(Stored data entries)
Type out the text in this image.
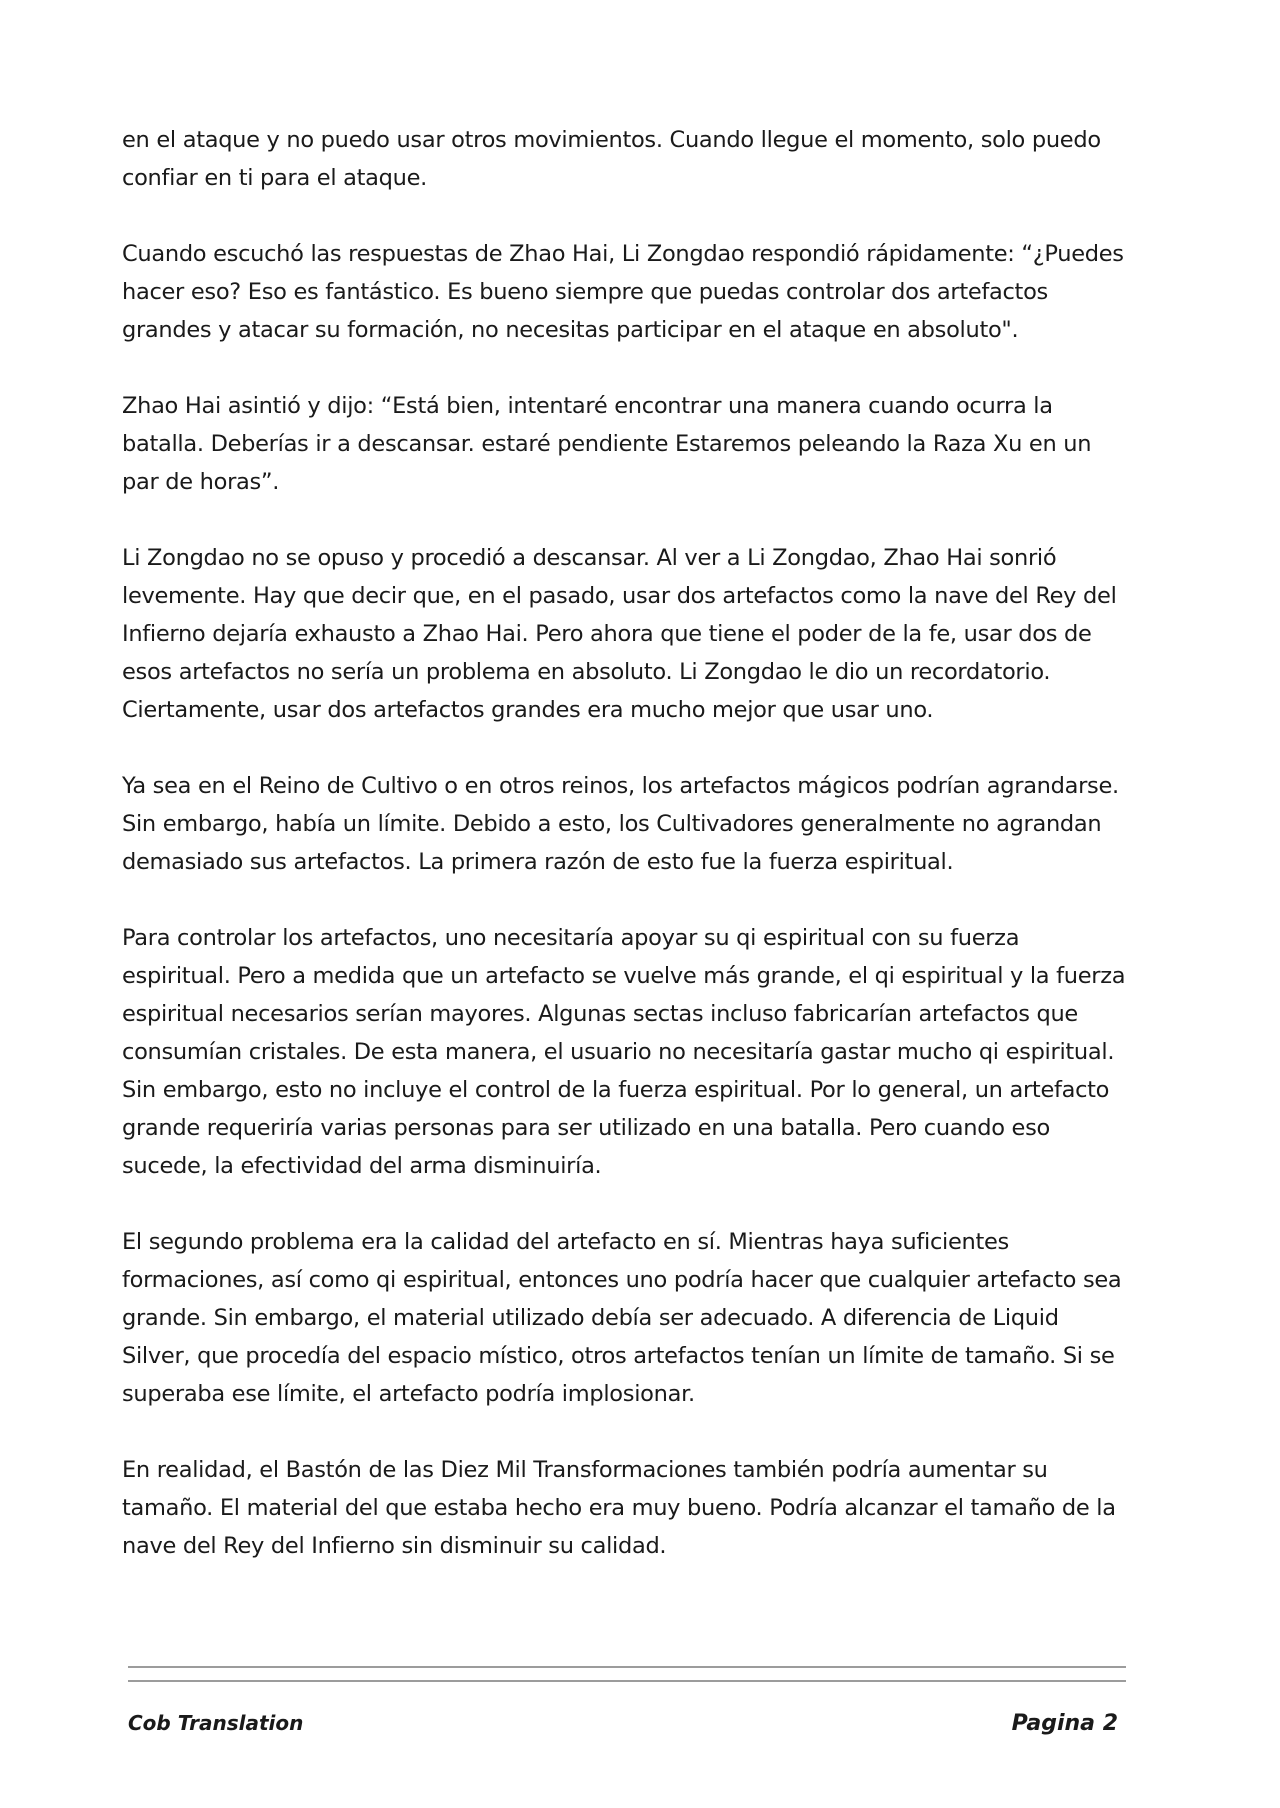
en el ataque y no puedo usar otros movimientos. Cuando llegue el momento, solo puedo confiar en ti para el ataque.

Cuando escuchó las respuestas de Zhao Hai, Li Zongdao respondió rápidamente: “¿Puedes hacer eso? Eso es fantástico. Es bueno siempre que puedas controlar dos artefactos grandes y atacar su formación, no necesitas participar en el ataque en absoluto".

Zhao Hai asintió y dijo: “Está bien, intentaré encontrar una manera cuando ocurra la batalla. Deberías ir a descansar. estaré pendiente Estaremos peleando la Raza Xu en un par de horas”.

Li Zongdao no se opuso y procedió a descansar. Al ver a Li Zongdao, Zhao Hai sonrió levemente. Hay que decir que, en el pasado, usar dos artefactos como la nave del Rey del Infierno dejaría exhausto a Zhao Hai. Pero ahora que tiene el poder de la fe, usar dos de esos artefactos no sería un problema en absoluto. Li Zongdao le dio un recordatorio. Ciertamente, usar dos artefactos grandes era mucho mejor que usar uno.

Ya sea en el Reino de Cultivo o en otros reinos, los artefactos mágicos podrían agrandarse. Sin embargo, había un límite. Debido a esto, los Cultivadores generalmente no agrandan demasiado sus artefactos. La primera razón de esto fue la fuerza espiritual.

Para controlar los artefactos, uno necesitaría apoyar su qi espiritual con su fuerza espiritual. Pero a medida que un artefacto se vuelve más grande, el qi espiritual y la fuerza espiritual necesarios serían mayores. Algunas sectas incluso fabricarían artefactos que consumían cristales. De esta manera, el usuario no necesitaría gastar mucho qi espiritual. Sin embargo, esto no incluye el control de la fuerza espiritual. Por lo general, un artefacto grande requeriría varias personas para ser utilizado en una batalla. Pero cuando eso sucede, la efectividad del arma disminuiría.

El segundo problema era la calidad del artefacto en sí. Mientras haya suficientes formaciones, así como qi espiritual, entonces uno podría hacer que cualquier artefacto sea grande. Sin embargo, el material utilizado debía ser adecuado. A diferencia de Liquid Silver, que procedía del espacio místico, otros artefactos tenían un límite de tamaño. Si se superaba ese límite, el artefacto podría implosionar.

En realidad, el Bastón de las Diez Mil Transformaciones también podría aumentar su tamaño. El material del que estaba hecho era muy bueno. Podría alcanzar el tamaño de la nave del Rey del Infierno sin disminuir su calidad.

Cob Translation	Pagina 2
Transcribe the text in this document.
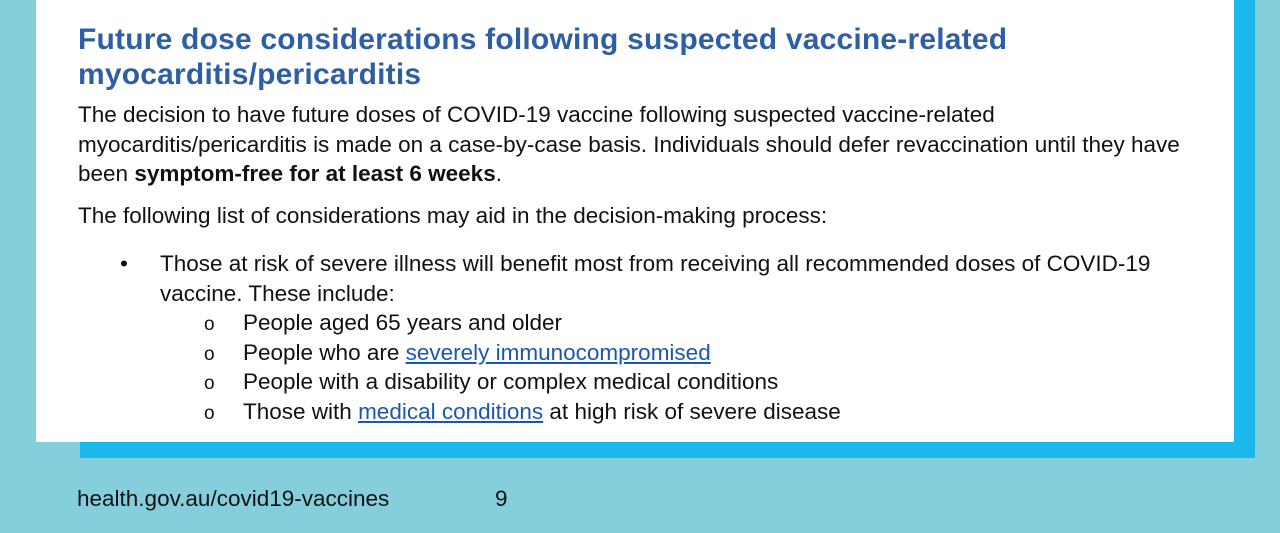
Future dose considerations following suspected vaccine-related myocarditis/pericarditis

The decision to have future doses of COVID-19 vaccine following suspected vaccine-related myocarditis/pericarditis is made on a case-by-case basis. Individuals should defer revaccination until they have been symptom-free for at least 6 weeks.

The following list of considerations may aid in the decision-making process:

• Those at risk of severe illness will benefit most from receiving all recommended doses of COVID-19 vaccine. These include:
o People aged 65 years and older
o People who are severely immunocompromised
o People with a disability or complex medical conditions
o Those with medical conditions at high risk of severe disease
health.gov.au/covid19-vaccines	9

● **What is expected**
Copy all the lines of data exactly as they appear, dropping any images.

● **Written answer**
Type out the text in this image.
en el ataque y no puedo usar otros movimientos. Cuando llegue el momento, solo puedo confiar en ti para el ataque.

Cuando escuchó las respuestas de Zhao Hai, Li Zongdao respondió rápidamente: “¿Puedes hacer eso? Eso es fantástico. Es bueno siempre que puedas controlar dos artefactos grandes y atacar su formación, no necesitas participar en el ataque en absoluto".

Zhao Hai asintió y dijo: “Está bien, intentaré encontrar una manera cuando ocurra la batalla. Deberías ir a descansar. estaré pendiente Estaremos peleando la Raza Xu en un par de horas”.

Li Zongdao no se opuso y procedió a descansar. Al ver a Li Zongdao, Zhao Hai sonrió levemente. Hay que decir que, en el pasado, usar dos artefactos como la nave del Rey del Infierno dejaría exhausto a Zhao Hai. Pero ahora que tiene el poder de la fe, usar dos de esos artefactos no sería un problema en absoluto. Li Zongdao le dio un recordatorio. Ciertamente, usar dos artefactos grandes era mucho mejor que usar uno.

Ya sea en el Reino de Cultivo o en otros reinos, los artefactos mágicos podrían agrandarse. Sin embargo, había un límite. Debido a esto, los Cultivadores generalmente no agrandan demasiado sus artefactos. La primera razón de esto fue la fuerza espiritual.

Para controlar los artefactos, uno necesitaría apoyar su qi espiritual con su fuerza espiritual. Pero a medida que un artefacto se vuelve más grande, el qi espiritual y la fuerza espiritual necesarios serían mayores. Algunas sectas incluso fabricarían artefactos que consumían cristales. De esta manera, el usuario no necesitaría gastar mucho qi espiritual. Sin embargo, esto no incluye el control de la fuerza espiritual. Por lo general, un artefacto grande requeriría varias personas para ser utilizado en una batalla. Pero cuando eso sucede, la efectividad del arma disminuiría.

El segundo problema era la calidad del artefacto en sí. Mientras haya suficientes formaciones, así como qi espiritual, entonces uno podría hacer que cualquier artefacto sea grande. Sin embargo, el material utilizado debía ser adecuado. A diferencia de Liquid Silver, que procedía del espacio místico, otros artefactos tenían un límite de tamaño. Si se superaba ese límite, el artefacto podría implosionar.

En realidad, el Bastón de las Diez Mil Transformaciones también podría aumentar su tamaño. El material del que estaba hecho era muy bueno. Podría alcanzar el tamaño de la nave del Rey del Infierno sin disminuir su calidad.

Cob Translation	Pagina 2
Transcribe the text in this document.
Future dose considerations following suspected vaccine-related myocarditis/pericarditis

The decision to have future doses of COVID-19 vaccine following suspected vaccine-related myocarditis/pericarditis is made on a case-by-case basis. Individuals should defer revaccination until they have been symptom-free for at least 6 weeks.

The following list of considerations may aid in the decision-making process:

• Those at risk of severe illness will benefit most from receiving all recommended doses of COVID-19 vaccine. These include:
o People aged 65 years and older
o People who are severely immunocompromised
o People with a disability or complex medical conditions
o Those with medical conditions at high risk of severe disease
health.gov.au/covid19-vaccines	9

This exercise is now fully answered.